[BEGIN INPUT]
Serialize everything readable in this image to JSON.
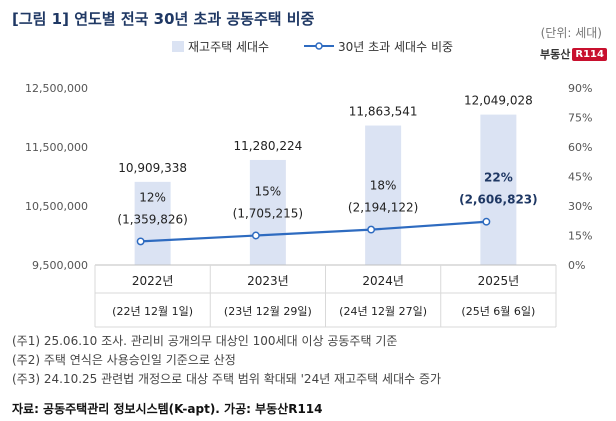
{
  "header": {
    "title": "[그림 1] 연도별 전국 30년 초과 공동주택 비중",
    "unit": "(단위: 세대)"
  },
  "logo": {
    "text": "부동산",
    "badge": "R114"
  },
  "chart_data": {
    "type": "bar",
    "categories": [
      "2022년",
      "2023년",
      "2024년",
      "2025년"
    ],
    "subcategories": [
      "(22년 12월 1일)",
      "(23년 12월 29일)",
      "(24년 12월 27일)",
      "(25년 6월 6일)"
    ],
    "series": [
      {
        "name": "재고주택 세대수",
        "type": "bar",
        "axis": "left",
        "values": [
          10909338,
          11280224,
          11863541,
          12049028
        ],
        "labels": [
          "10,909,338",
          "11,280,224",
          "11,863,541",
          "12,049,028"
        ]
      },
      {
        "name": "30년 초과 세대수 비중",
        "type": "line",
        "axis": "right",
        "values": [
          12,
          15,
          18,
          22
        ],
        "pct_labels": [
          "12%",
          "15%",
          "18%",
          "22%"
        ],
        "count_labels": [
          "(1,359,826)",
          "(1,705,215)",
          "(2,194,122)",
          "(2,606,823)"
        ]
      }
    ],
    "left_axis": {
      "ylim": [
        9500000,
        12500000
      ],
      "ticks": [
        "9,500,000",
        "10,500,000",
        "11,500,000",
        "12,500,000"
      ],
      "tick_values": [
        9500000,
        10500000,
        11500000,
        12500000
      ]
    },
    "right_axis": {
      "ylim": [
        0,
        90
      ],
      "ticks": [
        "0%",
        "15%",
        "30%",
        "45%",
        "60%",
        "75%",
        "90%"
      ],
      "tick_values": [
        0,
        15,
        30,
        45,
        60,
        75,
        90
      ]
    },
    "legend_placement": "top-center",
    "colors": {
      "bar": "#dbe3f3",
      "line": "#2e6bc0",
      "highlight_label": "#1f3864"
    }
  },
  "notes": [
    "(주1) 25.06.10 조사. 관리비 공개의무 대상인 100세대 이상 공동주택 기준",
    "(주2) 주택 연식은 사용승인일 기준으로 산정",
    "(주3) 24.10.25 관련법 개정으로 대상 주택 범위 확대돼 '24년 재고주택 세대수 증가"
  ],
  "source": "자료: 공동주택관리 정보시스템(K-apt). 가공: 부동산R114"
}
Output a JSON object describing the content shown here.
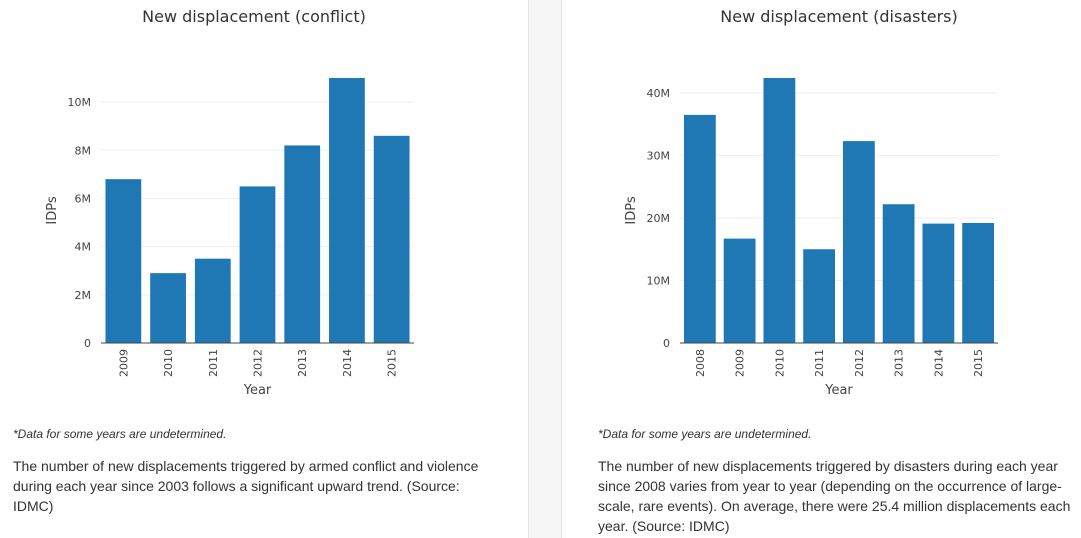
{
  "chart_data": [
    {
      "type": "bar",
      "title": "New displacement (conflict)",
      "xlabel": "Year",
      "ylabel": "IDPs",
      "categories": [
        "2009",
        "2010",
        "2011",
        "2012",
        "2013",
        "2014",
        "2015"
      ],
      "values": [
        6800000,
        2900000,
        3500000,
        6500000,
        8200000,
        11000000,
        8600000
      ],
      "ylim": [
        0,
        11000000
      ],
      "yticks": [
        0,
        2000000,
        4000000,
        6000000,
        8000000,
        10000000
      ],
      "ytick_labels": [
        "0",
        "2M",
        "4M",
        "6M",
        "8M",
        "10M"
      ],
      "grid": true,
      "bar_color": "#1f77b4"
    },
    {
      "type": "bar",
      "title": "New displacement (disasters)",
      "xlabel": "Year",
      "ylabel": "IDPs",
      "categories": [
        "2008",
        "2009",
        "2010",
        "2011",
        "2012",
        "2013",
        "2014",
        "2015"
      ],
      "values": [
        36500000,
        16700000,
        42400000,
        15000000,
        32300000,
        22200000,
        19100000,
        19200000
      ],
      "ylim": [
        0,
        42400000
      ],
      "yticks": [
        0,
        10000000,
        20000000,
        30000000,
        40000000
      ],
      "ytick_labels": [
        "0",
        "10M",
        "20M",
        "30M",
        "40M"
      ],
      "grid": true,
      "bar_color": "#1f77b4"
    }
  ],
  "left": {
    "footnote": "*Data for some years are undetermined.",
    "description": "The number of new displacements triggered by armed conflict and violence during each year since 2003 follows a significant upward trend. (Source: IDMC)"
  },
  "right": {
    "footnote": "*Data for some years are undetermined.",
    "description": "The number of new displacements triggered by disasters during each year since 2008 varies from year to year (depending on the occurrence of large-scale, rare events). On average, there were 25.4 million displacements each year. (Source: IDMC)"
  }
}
[END INPUT]
[EXERCISE DIRECTIONS]
Write the lines above out again exactly, without any of their pictures.

[RESPONSE]
Serialize everything readable in this image to JSON.
{
  "header": {
    "title": "[그림 1] 연도별 전국 30년 초과 공동주택 비중",
    "unit": "(단위: 세대)"
  },
  "logo": {
    "text": "부동산",
    "badge": "R114"
  },
  "chart_data": {
    "type": "bar",
    "categories": [
      "2022년",
      "2023년",
      "2024년",
      "2025년"
    ],
    "subcategories": [
      "(22년 12월 1일)",
      "(23년 12월 29일)",
      "(24년 12월 27일)",
      "(25년 6월 6일)"
    ],
    "series": [
      {
        "name": "재고주택 세대수",
        "type": "bar",
        "axis": "left",
        "values": [
          10909338,
          11280224,
          11863541,
          12049028
        ],
        "labels": [
          "10,909,338",
          "11,280,224",
          "11,863,541",
          "12,049,028"
        ]
      },
      {
        "name": "30년 초과 세대수 비중",
        "type": "line",
        "axis": "right",
        "values": [
          12,
          15,
          18,
          22
        ],
        "pct_labels": [
          "12%",
          "15%",
          "18%",
          "22%"
        ],
        "count_labels": [
          "(1,359,826)",
          "(1,705,215)",
          "(2,194,122)",
          "(2,606,823)"
        ]
      }
    ],
    "left_axis": {
      "ylim": [
        9500000,
        12500000
      ],
      "ticks": [
        "9,500,000",
        "10,500,000",
        "11,500,000",
        "12,500,000"
      ],
      "tick_values": [
        9500000,
        10500000,
        11500000,
        12500000
      ]
    },
    "right_axis": {
      "ylim": [
        0,
        90
      ],
      "ticks": [
        "0%",
        "15%",
        "30%",
        "45%",
        "60%",
        "75%",
        "90%"
      ],
      "tick_values": [
        0,
        15,
        30,
        45,
        60,
        75,
        90
      ]
    },
    "legend_placement": "top-center",
    "colors": {
      "bar": "#dbe3f3",
      "line": "#2e6bc0",
      "highlight_label": "#1f3864"
    }
  },
  "notes": [
    "(주1) 25.06.10 조사. 관리비 공개의무 대상인 100세대 이상 공동주택 기준",
    "(주2) 주택 연식은 사용승인일 기준으로 산정",
    "(주3) 24.10.25 관련법 개정으로 대상 주택 범위 확대돼 '24년 재고주택 세대수 증가"
  ],
  "source": "자료: 공동주택관리 정보시스템(K-apt). 가공: 부동산R114"
}
Output a JSON object describing the content shown here.
{
  "chart_data": [
    {
      "type": "bar",
      "title": "New displacement (conflict)",
      "xlabel": "Year",
      "ylabel": "IDPs",
      "categories": [
        "2009",
        "2010",
        "2011",
        "2012",
        "2013",
        "2014",
        "2015"
      ],
      "values": [
        6800000,
        2900000,
        3500000,
        6500000,
        8200000,
        11000000,
        8600000
      ],
      "ylim": [
        0,
        11000000
      ],
      "yticks": [
        0,
        2000000,
        4000000,
        6000000,
        8000000,
        10000000
      ],
      "ytick_labels": [
        "0",
        "2M",
        "4M",
        "6M",
        "8M",
        "10M"
      ],
      "grid": true,
      "bar_color": "#1f77b4"
    },
    {
      "type": "bar",
      "title": "New displacement (disasters)",
      "xlabel": "Year",
      "ylabel": "IDPs",
      "categories": [
        "2008",
        "2009",
        "2010",
        "2011",
        "2012",
        "2013",
        "2014",
        "2015"
      ],
      "values": [
        36500000,
        16700000,
        42400000,
        15000000,
        32300000,
        22200000,
        19100000,
        19200000
      ],
      "ylim": [
        0,
        42400000
      ],
      "yticks": [
        0,
        10000000,
        20000000,
        30000000,
        40000000
      ],
      "ytick_labels": [
        "0",
        "10M",
        "20M",
        "30M",
        "40M"
      ],
      "grid": true,
      "bar_color": "#1f77b4"
    }
  ],
  "left": {
    "footnote": "*Data for some years are undetermined.",
    "description": "The number of new displacements triggered by armed conflict and violence during each year since 2003 follows a significant upward trend. (Source: IDMC)"
  },
  "right": {
    "footnote": "*Data for some years are undetermined.",
    "description": "The number of new displacements triggered by disasters during each year since 2008 varies from year to year (depending on the occurrence of large-scale, rare events). On average, there were 25.4 million displacements each year. (Source: IDMC)"
  }
}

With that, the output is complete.